* START Records shown *

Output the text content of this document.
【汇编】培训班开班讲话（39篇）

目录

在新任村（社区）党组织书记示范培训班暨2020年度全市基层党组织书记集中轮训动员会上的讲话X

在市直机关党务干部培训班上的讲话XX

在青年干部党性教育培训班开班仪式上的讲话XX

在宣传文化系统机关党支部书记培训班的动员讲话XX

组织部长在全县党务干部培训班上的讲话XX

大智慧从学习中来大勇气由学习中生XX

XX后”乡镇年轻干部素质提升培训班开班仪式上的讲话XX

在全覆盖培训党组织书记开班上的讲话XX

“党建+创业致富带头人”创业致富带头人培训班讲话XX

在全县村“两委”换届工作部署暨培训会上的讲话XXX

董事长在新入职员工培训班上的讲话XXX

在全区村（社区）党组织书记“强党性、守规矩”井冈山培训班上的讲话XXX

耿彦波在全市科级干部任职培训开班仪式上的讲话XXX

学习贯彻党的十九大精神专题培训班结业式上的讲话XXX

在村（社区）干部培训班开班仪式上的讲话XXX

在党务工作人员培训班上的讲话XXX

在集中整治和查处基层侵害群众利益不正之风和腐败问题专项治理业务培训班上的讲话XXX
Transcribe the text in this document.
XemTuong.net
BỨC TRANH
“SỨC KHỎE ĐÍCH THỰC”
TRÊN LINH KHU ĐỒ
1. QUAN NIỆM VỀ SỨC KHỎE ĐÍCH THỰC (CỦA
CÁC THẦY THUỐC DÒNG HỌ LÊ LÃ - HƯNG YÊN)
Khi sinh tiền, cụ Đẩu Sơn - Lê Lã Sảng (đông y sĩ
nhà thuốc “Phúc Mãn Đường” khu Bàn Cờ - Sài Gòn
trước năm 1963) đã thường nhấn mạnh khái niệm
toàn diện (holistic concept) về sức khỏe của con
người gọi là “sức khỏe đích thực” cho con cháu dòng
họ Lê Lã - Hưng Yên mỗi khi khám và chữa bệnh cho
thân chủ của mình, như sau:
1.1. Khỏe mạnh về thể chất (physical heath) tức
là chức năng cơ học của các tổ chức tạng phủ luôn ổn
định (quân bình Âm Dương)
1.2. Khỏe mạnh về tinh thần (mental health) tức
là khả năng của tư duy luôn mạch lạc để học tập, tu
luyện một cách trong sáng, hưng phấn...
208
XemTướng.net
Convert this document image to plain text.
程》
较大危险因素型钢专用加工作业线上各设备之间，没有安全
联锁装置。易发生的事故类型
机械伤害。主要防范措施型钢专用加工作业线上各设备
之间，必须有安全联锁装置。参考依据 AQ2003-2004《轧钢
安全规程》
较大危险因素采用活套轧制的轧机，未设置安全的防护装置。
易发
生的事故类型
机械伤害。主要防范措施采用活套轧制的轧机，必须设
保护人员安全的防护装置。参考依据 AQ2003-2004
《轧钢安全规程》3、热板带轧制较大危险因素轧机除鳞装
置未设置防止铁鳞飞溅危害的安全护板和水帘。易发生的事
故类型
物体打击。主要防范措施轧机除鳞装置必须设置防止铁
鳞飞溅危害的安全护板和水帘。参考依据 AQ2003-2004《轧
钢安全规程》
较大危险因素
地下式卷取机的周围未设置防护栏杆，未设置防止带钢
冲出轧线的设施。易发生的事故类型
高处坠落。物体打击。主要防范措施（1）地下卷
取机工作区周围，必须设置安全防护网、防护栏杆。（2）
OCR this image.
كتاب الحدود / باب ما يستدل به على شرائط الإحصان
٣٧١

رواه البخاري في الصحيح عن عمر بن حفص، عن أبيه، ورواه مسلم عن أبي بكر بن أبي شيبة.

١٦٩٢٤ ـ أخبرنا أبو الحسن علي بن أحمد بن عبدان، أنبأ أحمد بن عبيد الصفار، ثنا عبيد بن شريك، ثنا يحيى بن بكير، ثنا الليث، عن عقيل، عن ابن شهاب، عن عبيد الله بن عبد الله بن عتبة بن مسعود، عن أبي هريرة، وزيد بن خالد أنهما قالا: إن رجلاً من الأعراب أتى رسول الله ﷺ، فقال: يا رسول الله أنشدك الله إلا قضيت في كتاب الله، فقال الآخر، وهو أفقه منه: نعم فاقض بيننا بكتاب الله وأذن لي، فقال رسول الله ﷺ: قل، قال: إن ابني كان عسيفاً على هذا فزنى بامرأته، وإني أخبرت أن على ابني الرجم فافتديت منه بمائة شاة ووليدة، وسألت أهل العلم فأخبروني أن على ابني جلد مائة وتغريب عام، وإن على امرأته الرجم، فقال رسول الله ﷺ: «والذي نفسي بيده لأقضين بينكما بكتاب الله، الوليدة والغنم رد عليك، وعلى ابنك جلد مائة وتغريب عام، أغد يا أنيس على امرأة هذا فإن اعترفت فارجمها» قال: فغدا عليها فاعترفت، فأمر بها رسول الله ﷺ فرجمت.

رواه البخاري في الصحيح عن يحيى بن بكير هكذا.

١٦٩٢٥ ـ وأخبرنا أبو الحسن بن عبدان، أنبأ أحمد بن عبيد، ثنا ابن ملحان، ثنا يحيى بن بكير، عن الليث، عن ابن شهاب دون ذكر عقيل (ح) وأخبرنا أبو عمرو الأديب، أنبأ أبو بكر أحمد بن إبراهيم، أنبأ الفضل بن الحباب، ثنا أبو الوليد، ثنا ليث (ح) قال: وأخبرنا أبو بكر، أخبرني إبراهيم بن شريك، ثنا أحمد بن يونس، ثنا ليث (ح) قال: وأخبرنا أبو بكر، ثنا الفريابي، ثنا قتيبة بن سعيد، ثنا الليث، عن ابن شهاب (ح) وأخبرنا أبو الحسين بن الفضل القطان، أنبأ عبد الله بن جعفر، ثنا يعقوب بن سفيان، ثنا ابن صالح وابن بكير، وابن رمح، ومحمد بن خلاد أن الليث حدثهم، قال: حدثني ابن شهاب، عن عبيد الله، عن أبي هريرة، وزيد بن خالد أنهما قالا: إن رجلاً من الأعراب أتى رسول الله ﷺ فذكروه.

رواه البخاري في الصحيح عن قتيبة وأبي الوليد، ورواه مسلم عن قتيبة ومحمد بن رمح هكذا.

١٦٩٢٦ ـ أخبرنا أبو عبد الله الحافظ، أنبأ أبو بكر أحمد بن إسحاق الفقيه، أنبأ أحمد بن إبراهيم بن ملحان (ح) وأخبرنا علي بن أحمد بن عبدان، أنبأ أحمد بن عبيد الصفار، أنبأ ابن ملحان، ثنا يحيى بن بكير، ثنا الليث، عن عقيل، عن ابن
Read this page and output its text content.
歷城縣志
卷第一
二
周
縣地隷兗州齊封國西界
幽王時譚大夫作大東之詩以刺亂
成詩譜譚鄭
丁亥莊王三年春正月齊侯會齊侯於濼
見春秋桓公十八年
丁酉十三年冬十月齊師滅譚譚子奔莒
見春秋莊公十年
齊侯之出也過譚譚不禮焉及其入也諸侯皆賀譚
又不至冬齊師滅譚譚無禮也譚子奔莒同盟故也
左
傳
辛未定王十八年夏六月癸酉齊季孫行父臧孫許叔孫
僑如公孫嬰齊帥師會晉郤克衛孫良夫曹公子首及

* END Records shown *

§ **Problem to work on**
Exactly as written, give again every line from the one containing "Read this page and output its text content." through the last line of the material above, and no other lines.

§ **Result**
Read this page and output its text content.
歷城縣志
卷第一
二
周
縣地隷兗州齊封國西界
幽王時譚大夫作大東之詩以刺亂
成詩譜譚鄭
丁亥莊王三年春正月齊侯會齊侯於濼
見春秋桓公十八年
丁酉十三年冬十月齊師滅譚譚子奔莒
見春秋莊公十年
齊侯之出也過譚譚不禮焉及其入也諸侯皆賀譚
又不至冬齊師滅譚譚無禮也譚子奔莒同盟故也
左
傳
辛未定王十八年夏六月癸酉齊季孫行父臧孫許叔孫
僑如公孫嬰齊帥師會晉郤克衛孫良夫曹公子首及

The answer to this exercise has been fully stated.